[Supplied data start]
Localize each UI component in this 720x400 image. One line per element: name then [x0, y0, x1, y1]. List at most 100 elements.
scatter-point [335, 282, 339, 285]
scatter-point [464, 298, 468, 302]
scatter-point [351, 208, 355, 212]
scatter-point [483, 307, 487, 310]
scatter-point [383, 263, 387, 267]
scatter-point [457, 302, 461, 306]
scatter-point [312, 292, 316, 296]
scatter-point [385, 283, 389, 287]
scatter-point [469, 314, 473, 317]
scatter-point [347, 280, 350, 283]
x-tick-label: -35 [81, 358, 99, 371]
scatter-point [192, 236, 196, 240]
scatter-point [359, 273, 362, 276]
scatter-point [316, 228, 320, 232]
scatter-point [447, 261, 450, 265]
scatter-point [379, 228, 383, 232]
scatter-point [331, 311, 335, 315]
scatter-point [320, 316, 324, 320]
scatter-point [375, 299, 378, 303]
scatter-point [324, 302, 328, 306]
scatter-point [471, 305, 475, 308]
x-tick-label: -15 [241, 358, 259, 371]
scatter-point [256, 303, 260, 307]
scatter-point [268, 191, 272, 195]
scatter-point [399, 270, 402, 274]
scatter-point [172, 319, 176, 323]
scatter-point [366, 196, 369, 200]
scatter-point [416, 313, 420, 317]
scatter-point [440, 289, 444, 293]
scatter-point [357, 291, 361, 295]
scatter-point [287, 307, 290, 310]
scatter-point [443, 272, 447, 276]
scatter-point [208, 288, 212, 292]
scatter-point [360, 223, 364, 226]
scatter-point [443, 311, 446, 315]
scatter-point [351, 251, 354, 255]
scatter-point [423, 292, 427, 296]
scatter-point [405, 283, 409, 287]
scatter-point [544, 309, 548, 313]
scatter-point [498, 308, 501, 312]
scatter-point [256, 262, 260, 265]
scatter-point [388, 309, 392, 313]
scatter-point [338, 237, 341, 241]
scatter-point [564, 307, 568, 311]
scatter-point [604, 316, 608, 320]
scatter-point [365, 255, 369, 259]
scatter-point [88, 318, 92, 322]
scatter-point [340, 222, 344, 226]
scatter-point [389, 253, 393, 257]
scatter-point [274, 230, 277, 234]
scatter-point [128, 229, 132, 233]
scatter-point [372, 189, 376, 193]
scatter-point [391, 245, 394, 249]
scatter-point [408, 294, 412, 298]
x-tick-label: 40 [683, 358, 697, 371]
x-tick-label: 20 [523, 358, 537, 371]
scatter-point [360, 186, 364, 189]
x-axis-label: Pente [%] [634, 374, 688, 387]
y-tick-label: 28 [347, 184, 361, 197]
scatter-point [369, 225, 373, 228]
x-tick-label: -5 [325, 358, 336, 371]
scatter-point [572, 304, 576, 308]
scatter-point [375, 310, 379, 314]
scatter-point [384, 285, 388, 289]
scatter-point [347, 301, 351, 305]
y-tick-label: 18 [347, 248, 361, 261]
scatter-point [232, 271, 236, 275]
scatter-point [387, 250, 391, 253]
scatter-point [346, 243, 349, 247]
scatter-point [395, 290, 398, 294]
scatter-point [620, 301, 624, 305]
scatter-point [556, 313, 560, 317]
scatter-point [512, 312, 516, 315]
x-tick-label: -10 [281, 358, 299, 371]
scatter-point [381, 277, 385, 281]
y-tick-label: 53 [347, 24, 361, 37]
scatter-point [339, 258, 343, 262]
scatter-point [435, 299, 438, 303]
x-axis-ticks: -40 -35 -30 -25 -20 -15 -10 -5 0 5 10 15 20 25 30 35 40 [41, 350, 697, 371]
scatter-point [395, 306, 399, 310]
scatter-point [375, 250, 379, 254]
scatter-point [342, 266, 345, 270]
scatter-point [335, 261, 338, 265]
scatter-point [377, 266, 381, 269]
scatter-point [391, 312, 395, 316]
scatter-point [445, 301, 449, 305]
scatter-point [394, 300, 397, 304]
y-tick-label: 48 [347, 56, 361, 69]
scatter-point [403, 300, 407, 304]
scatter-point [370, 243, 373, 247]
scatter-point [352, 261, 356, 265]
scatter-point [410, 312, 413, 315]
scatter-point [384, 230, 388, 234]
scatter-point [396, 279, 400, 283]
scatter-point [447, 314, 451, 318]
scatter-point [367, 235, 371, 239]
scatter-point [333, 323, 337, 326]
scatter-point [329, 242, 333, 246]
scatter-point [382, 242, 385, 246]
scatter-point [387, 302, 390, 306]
[Supplied data end]
## Task description
Copy the records from their first line through the line that contains "scatter-point [457, 302, 461, 306]", replacing "image" with "chart" and leaving everything else unchanged.

## Exercise solution
Localize each UI component in this 720x400 chart. One line per element: name then [x0, y0, x1, y1]. List at most 100 elements.
scatter-point [335, 282, 339, 285]
scatter-point [464, 298, 468, 302]
scatter-point [351, 208, 355, 212]
scatter-point [483, 307, 487, 310]
scatter-point [383, 263, 387, 267]
scatter-point [457, 302, 461, 306]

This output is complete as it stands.